OBJECTIVE:
Copy out every record below exactly as written, but leave out any pictures.

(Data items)
.....

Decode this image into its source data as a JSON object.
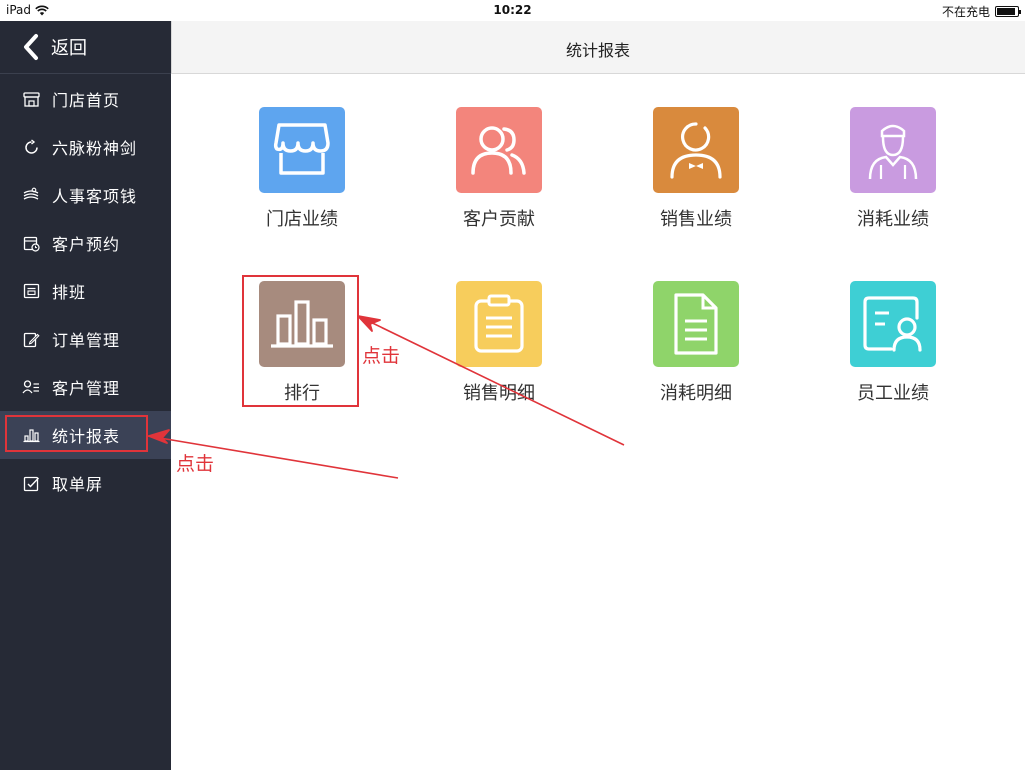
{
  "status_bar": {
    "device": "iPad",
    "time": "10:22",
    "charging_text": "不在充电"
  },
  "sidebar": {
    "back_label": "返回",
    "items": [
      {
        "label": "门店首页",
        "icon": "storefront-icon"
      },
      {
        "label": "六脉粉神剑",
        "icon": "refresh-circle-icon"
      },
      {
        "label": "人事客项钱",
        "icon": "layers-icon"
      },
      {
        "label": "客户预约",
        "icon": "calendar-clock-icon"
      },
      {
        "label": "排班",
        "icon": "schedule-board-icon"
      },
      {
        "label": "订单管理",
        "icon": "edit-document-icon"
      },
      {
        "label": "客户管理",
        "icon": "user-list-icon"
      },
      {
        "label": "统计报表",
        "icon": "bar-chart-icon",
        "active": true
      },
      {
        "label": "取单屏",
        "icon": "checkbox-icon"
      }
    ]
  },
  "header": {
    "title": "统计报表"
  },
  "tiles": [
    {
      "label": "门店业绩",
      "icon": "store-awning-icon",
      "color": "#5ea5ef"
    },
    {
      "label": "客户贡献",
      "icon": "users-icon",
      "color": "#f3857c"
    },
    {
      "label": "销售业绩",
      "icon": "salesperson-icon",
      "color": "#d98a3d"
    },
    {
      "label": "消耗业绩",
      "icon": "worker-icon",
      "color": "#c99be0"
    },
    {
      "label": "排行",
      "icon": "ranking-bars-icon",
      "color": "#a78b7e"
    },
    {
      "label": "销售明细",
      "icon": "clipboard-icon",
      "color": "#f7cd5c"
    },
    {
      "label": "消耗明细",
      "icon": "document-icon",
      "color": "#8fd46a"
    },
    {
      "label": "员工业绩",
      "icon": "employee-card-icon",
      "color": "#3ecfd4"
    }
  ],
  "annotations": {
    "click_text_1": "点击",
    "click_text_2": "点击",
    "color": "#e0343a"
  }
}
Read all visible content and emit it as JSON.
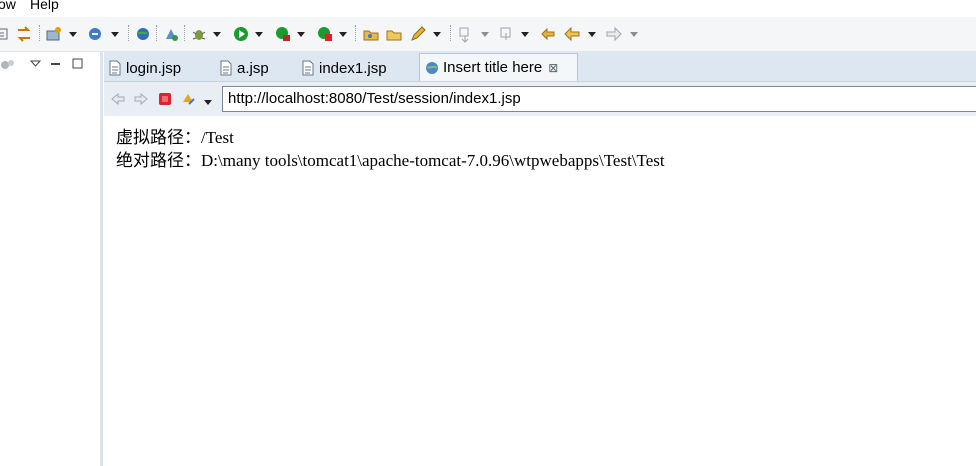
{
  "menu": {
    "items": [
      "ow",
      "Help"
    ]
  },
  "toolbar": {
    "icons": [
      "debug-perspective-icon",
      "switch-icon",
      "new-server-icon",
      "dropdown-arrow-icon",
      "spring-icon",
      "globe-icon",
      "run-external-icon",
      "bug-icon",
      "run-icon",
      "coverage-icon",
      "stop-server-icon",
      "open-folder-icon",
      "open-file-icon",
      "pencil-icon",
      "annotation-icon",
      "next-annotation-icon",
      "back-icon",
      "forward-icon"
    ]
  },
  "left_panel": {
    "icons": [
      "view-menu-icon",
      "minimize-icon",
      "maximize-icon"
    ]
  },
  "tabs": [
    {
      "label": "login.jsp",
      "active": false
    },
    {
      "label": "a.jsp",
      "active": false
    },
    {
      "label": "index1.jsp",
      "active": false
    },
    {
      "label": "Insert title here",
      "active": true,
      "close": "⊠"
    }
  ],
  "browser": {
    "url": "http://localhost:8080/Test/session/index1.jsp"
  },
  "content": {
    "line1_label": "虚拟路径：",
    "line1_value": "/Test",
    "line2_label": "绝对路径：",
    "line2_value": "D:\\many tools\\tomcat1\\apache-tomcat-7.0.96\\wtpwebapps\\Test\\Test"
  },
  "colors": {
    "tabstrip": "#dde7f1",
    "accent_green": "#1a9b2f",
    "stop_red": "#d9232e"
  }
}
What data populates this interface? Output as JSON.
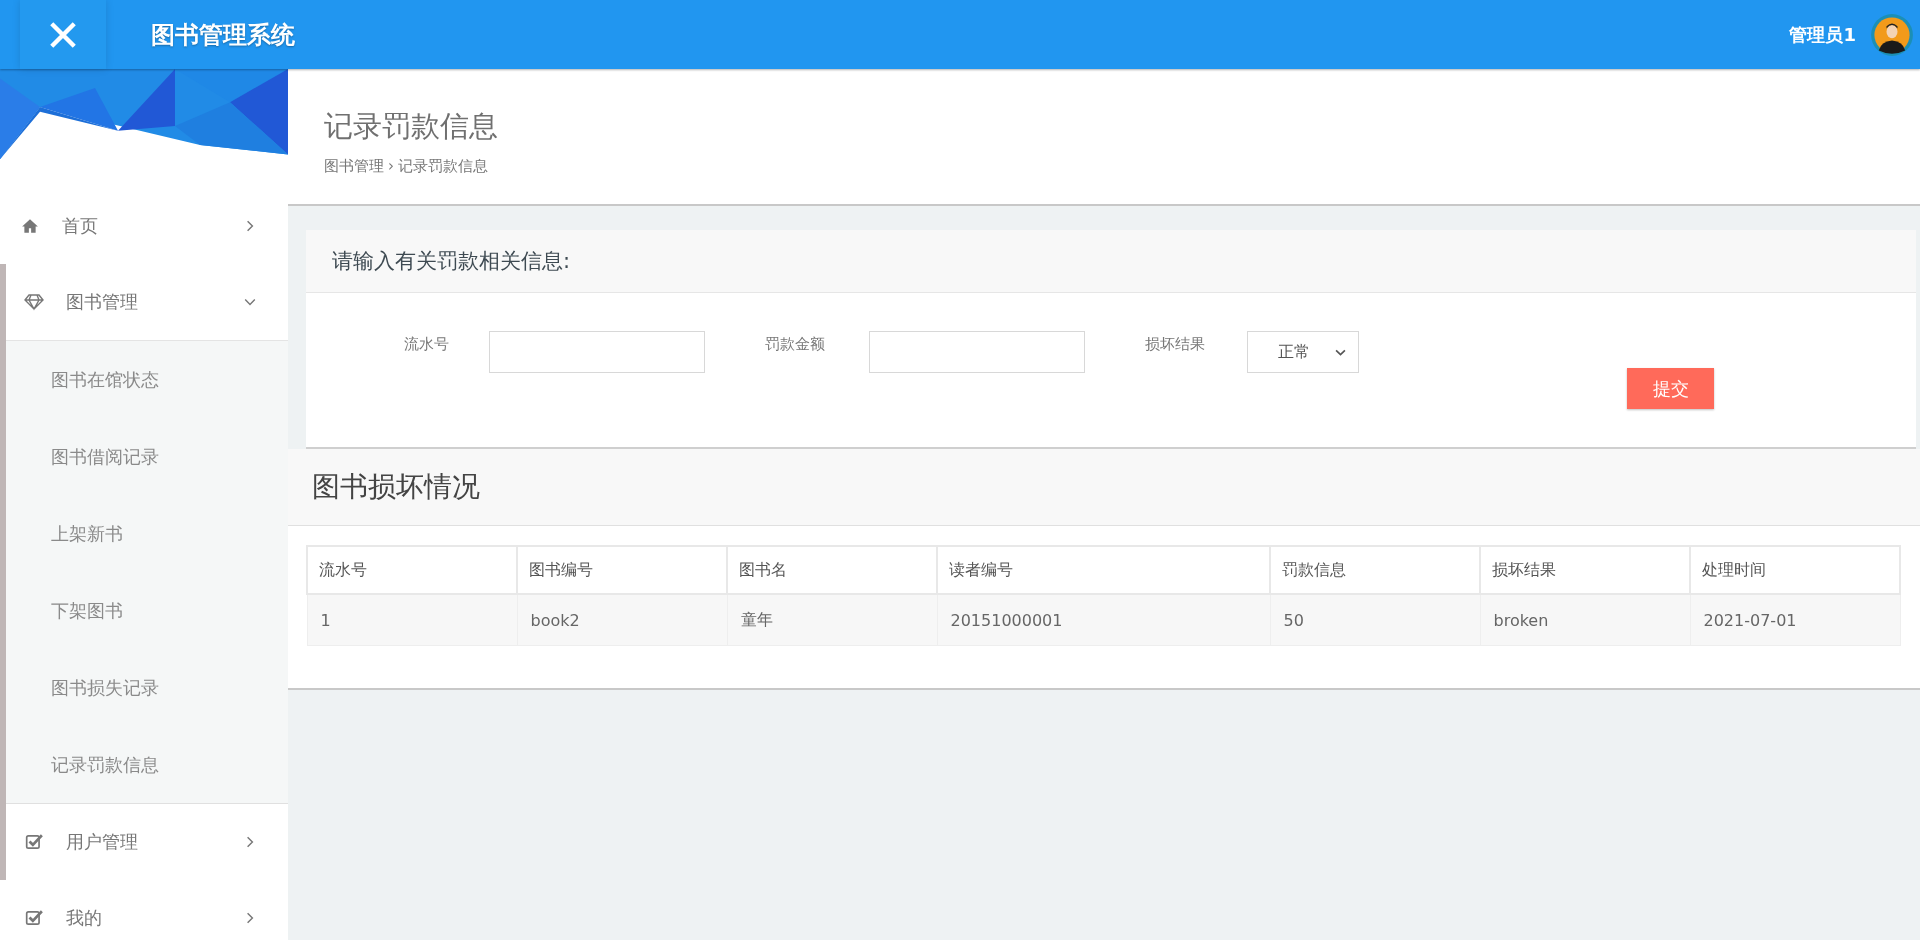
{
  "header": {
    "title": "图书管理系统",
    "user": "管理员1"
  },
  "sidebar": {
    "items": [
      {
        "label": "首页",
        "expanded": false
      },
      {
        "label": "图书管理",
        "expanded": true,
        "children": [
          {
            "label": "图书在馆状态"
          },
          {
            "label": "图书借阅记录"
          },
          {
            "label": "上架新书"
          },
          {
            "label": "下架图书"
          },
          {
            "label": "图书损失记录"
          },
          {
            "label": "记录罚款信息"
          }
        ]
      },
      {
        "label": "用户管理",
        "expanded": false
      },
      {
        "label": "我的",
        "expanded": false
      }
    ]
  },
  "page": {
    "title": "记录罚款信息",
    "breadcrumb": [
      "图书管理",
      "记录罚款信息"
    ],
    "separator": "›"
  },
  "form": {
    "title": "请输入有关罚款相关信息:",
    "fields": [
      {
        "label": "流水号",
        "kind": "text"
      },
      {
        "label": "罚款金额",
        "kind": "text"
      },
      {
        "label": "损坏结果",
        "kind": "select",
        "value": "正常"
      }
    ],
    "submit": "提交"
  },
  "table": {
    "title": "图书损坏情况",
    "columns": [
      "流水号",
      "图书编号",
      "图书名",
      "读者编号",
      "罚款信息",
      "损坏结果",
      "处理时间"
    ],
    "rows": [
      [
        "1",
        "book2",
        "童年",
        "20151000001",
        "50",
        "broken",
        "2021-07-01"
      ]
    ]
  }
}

.....

RESULT BELOW:
Decode this image into its source data as a JSON object.
{
  "status_bar": {
    "device": "iPad",
    "time": "10:22",
    "charging_text": "不在充电"
  },
  "sidebar": {
    "back_label": "返回",
    "items": [
      {
        "label": "门店首页",
        "icon": "storefront-icon"
      },
      {
        "label": "六脉粉神剑",
        "icon": "refresh-circle-icon"
      },
      {
        "label": "人事客项钱",
        "icon": "layers-icon"
      },
      {
        "label": "客户预约",
        "icon": "calendar-clock-icon"
      },
      {
        "label": "排班",
        "icon": "schedule-board-icon"
      },
      {
        "label": "订单管理",
        "icon": "edit-document-icon"
      },
      {
        "label": "客户管理",
        "icon": "user-list-icon"
      },
      {
        "label": "统计报表",
        "icon": "bar-chart-icon",
        "active": true
      },
      {
        "label": "取单屏",
        "icon": "checkbox-icon"
      }
    ]
  },
  "header": {
    "title": "统计报表"
  },
  "tiles": [
    {
      "label": "门店业绩",
      "icon": "store-awning-icon",
      "color": "#5ea5ef"
    },
    {
      "label": "客户贡献",
      "icon": "users-icon",
      "color": "#f3857c"
    },
    {
      "label": "销售业绩",
      "icon": "salesperson-icon",
      "color": "#d98a3d"
    },
    {
      "label": "消耗业绩",
      "icon": "worker-icon",
      "color": "#c99be0"
    },
    {
      "label": "排行",
      "icon": "ranking-bars-icon",
      "color": "#a78b7e"
    },
    {
      "label": "销售明细",
      "icon": "clipboard-icon",
      "color": "#f7cd5c"
    },
    {
      "label": "消耗明细",
      "icon": "document-icon",
      "color": "#8fd46a"
    },
    {
      "label": "员工业绩",
      "icon": "employee-card-icon",
      "color": "#3ecfd4"
    }
  ],
  "annotations": {
    "click_text_1": "点击",
    "click_text_2": "点击",
    "color": "#e0343a"
  }
}
Read all visible content and emit it as JSON.
{
  "menu": {
    "items": [
      "ow",
      "Help"
    ]
  },
  "toolbar": {
    "icons": [
      "debug-perspective-icon",
      "switch-icon",
      "new-server-icon",
      "dropdown-arrow-icon",
      "spring-icon",
      "globe-icon",
      "run-external-icon",
      "bug-icon",
      "run-icon",
      "coverage-icon",
      "stop-server-icon",
      "open-folder-icon",
      "open-file-icon",
      "pencil-icon",
      "annotation-icon",
      "next-annotation-icon",
      "back-icon",
      "forward-icon"
    ]
  },
  "left_panel": {
    "icons": [
      "view-menu-icon",
      "minimize-icon",
      "maximize-icon"
    ]
  },
  "tabs": [
    {
      "label": "login.jsp",
      "active": false
    },
    {
      "label": "a.jsp",
      "active": false
    },
    {
      "label": "index1.jsp",
      "active": false
    },
    {
      "label": "Insert title here",
      "active": true,
      "close": "⊠"
    }
  ],
  "browser": {
    "url": "http://localhost:8080/Test/session/index1.jsp"
  },
  "content": {
    "line1_label": "虚拟路径：",
    "line1_value": "/Test",
    "line2_label": "绝对路径：",
    "line2_value": "D:\\many tools\\tomcat1\\apache-tomcat-7.0.96\\wtpwebapps\\Test\\Test"
  },
  "colors": {
    "tabstrip": "#dde7f1",
    "accent_green": "#1a9b2f",
    "stop_red": "#d9232e"
  }
}
What data populates this interface? Output as JSON.
{
  "header": {
    "title": "图书管理系统",
    "user": "管理员1"
  },
  "sidebar": {
    "items": [
      {
        "label": "首页",
        "expanded": false
      },
      {
        "label": "图书管理",
        "expanded": true,
        "children": [
          {
            "label": "图书在馆状态"
          },
          {
            "label": "图书借阅记录"
          },
          {
            "label": "上架新书"
          },
          {
            "label": "下架图书"
          },
          {
            "label": "图书损失记录"
          },
          {
            "label": "记录罚款信息"
          }
        ]
      },
      {
        "label": "用户管理",
        "expanded": false
      },
      {
        "label": "我的",
        "expanded": false
      }
    ]
  },
  "page": {
    "title": "记录罚款信息",
    "breadcrumb": [
      "图书管理",
      "记录罚款信息"
    ],
    "separator": "›"
  },
  "form": {
    "title": "请输入有关罚款相关信息:",
    "fields": [
      {
        "label": "流水号",
        "kind": "text"
      },
      {
        "label": "罚款金额",
        "kind": "text"
      },
      {
        "label": "损坏结果",
        "kind": "select",
        "value": "正常"
      }
    ],
    "submit": "提交"
  },
  "table": {
    "title": "图书损坏情况",
    "columns": [
      "流水号",
      "图书编号",
      "图书名",
      "读者编号",
      "罚款信息",
      "损坏结果",
      "处理时间"
    ],
    "rows": [
      [
        "1",
        "book2",
        "童年",
        "20151000001",
        "50",
        "broken",
        "2021-07-01"
      ]
    ]
  }
}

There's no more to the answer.